Report every line from the material that contains the word "услуг".

## MATERIAL PROVIDED
------------------------------------
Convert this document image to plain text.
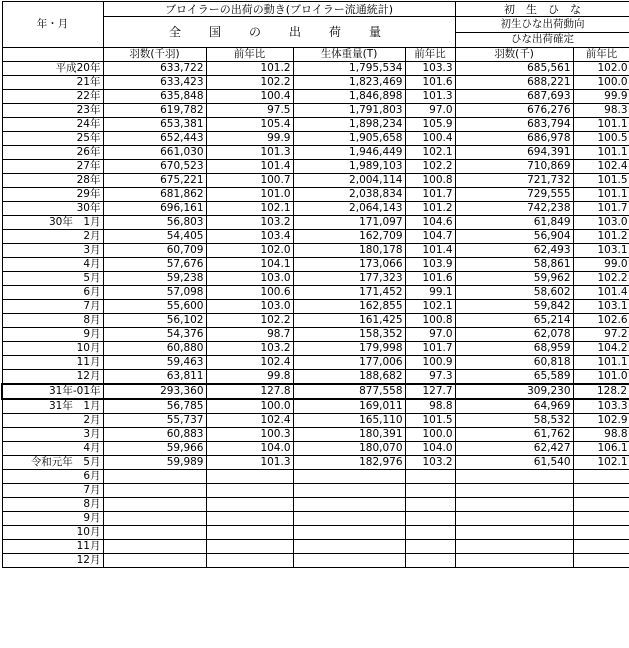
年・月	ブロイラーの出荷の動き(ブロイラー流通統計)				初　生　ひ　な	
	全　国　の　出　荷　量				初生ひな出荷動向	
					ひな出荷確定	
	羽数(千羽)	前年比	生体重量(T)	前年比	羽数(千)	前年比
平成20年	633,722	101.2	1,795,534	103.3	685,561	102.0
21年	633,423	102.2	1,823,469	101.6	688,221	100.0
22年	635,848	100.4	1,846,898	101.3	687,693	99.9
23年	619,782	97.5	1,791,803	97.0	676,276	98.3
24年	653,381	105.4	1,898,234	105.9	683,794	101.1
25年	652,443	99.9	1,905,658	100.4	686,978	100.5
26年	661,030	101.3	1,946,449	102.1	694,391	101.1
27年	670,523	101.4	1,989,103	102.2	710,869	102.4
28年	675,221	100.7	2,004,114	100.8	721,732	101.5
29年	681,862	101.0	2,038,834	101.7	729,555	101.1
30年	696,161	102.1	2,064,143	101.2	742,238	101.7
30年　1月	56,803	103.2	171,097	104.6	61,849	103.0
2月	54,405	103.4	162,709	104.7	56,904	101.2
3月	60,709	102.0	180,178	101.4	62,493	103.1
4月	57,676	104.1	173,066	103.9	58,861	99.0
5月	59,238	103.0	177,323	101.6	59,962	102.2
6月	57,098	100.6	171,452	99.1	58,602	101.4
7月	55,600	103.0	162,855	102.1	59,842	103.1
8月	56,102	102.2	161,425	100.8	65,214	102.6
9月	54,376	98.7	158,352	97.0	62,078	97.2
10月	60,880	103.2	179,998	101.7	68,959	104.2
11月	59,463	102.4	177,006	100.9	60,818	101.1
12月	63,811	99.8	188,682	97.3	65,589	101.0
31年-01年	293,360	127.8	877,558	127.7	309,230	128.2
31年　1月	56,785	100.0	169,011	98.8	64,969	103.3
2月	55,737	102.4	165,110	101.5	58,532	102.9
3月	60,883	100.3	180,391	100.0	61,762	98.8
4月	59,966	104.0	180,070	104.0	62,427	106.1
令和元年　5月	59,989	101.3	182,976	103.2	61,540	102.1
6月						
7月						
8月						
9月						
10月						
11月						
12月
------------------------------------
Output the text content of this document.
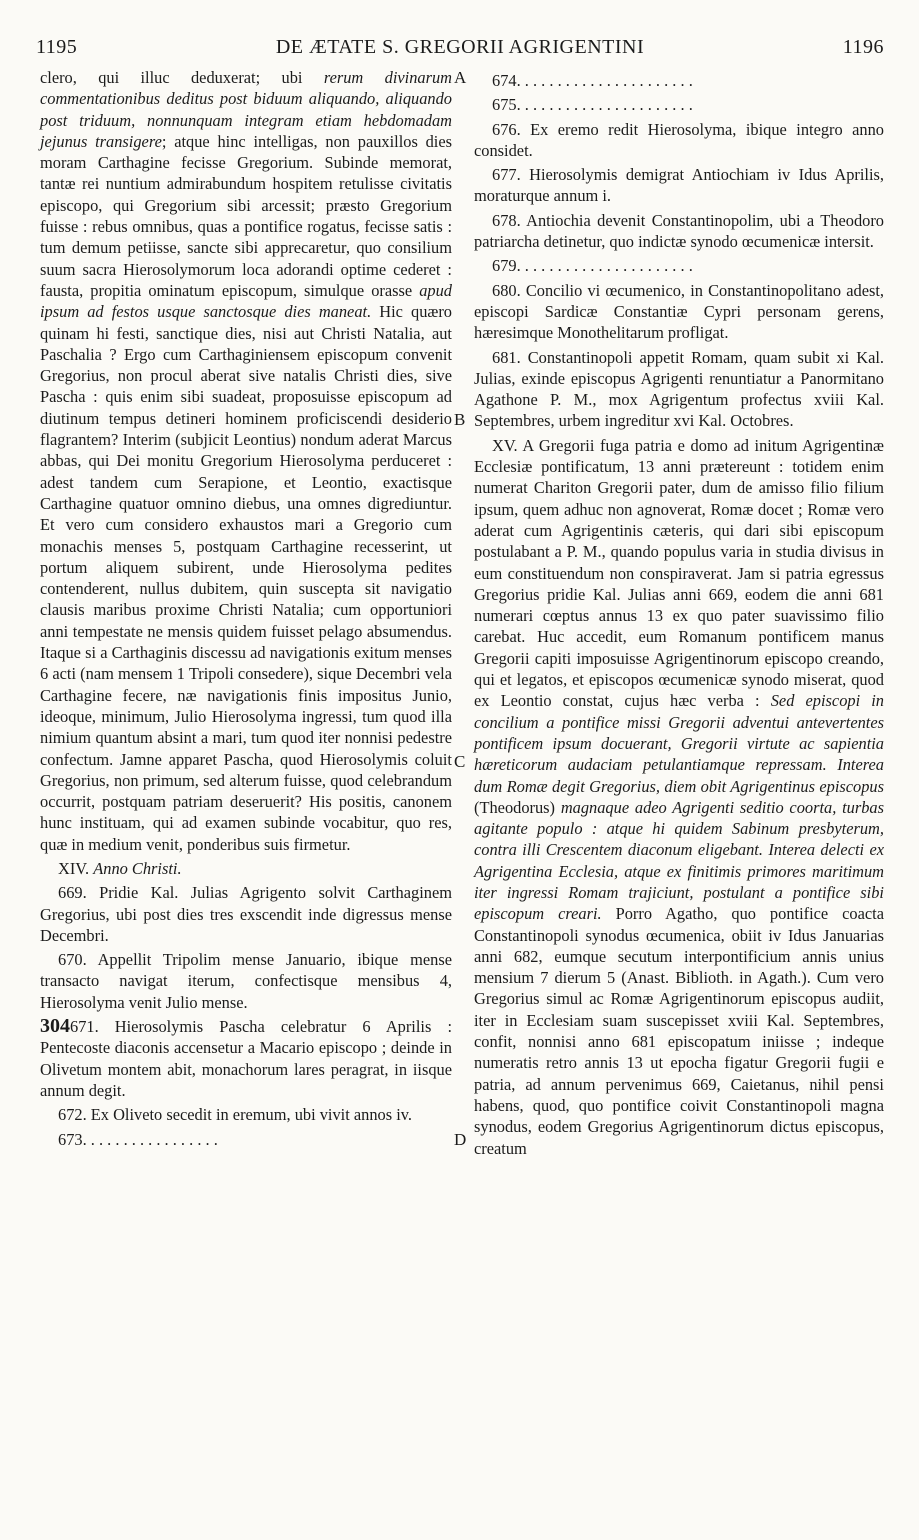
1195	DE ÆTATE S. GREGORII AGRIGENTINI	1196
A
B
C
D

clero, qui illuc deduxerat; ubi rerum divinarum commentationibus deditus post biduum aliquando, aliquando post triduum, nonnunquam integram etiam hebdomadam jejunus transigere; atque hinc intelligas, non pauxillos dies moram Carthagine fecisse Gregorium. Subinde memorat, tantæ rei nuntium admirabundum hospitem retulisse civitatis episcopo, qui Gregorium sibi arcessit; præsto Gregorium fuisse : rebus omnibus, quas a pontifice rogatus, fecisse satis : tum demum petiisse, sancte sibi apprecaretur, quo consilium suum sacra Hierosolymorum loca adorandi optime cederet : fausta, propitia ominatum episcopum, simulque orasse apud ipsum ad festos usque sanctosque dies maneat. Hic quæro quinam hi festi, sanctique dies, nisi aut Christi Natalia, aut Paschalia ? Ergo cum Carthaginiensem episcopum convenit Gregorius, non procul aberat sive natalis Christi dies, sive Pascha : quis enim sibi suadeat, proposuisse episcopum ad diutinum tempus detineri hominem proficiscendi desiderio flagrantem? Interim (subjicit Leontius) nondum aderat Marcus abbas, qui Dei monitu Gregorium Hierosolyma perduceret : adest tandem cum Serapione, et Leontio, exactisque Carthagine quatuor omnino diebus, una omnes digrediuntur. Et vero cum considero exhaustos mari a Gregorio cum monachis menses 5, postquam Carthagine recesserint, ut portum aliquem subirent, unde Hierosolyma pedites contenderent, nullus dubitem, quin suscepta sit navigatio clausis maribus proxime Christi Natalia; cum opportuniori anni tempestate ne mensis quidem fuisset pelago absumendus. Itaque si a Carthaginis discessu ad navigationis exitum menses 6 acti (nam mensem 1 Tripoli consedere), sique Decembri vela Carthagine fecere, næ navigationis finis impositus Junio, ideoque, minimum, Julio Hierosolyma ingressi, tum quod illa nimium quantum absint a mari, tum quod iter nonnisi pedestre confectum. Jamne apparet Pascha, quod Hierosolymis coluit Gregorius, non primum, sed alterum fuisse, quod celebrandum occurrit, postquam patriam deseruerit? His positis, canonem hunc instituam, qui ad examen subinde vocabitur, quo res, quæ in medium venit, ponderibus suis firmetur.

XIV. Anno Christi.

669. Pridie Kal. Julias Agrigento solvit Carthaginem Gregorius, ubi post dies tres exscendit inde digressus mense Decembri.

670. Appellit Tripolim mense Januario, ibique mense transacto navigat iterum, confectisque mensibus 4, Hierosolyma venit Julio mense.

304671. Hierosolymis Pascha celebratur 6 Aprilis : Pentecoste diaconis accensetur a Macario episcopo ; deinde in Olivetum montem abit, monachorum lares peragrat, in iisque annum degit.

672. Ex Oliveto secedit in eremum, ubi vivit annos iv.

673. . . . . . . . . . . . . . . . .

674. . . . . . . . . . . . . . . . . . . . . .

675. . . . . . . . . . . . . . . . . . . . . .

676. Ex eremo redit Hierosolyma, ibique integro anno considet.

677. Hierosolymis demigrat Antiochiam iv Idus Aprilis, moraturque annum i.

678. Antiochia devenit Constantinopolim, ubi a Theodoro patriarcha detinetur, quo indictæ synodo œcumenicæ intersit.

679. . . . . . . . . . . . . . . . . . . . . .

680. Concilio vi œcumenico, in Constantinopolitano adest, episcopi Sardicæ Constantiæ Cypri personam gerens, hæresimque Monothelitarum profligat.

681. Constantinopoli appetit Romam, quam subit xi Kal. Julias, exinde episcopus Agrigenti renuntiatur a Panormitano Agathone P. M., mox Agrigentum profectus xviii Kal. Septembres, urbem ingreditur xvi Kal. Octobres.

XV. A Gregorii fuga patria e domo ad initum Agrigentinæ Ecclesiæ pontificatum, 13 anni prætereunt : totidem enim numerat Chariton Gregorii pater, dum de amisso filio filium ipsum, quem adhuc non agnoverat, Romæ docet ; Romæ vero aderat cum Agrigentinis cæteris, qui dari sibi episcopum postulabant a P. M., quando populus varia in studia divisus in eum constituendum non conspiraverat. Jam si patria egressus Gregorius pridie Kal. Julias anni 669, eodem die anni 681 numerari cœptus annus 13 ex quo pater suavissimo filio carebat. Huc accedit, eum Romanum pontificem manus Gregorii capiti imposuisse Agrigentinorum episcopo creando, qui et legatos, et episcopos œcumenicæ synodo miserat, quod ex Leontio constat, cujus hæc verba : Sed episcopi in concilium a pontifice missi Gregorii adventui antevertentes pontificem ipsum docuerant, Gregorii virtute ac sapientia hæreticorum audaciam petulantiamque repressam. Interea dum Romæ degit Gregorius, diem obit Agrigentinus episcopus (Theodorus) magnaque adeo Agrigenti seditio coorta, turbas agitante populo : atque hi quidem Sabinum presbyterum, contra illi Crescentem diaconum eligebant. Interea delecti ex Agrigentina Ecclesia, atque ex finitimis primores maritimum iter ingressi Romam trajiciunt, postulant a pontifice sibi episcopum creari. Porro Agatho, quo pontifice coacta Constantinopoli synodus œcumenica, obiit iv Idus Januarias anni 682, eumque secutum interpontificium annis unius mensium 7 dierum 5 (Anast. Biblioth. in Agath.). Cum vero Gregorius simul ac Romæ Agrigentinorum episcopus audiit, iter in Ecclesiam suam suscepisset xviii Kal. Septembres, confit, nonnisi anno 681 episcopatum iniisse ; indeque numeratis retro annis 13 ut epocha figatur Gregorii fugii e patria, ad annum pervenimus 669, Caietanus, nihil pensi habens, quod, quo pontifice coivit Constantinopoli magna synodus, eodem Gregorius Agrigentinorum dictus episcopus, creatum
------------------------------------
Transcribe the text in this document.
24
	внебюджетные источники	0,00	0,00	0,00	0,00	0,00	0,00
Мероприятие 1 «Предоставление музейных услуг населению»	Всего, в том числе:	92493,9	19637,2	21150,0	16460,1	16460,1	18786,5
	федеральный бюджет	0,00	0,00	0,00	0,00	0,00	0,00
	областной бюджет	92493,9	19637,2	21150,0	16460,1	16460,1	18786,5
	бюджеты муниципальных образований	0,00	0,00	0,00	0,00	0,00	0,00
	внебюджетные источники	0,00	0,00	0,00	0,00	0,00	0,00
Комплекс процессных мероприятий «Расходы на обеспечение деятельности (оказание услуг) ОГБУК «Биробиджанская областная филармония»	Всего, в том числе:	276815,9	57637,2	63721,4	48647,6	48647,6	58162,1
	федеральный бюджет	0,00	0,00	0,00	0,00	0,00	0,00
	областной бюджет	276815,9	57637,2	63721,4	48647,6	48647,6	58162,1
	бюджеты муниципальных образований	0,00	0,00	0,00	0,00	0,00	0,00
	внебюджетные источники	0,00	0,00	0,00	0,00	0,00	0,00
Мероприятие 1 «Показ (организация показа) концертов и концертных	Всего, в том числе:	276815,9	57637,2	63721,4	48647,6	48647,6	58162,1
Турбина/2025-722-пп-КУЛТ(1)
------------------------------------
## EXERCISE RESPONSE
Мероприятие 1 «Предоставление музейных услуг населению»	Всего, в том числе:	92493,9	19637,2	21150,0	16460,1	16460,1	18786,5
Комплекс процессных мероприятий «Расходы на обеспечение деятельности (оказание услуг) ОГБУК «Биробиджанская областная филармония»	Всего, в том числе:	276815,9	57637,2	63721,4	48647,6	48647,6	58162,1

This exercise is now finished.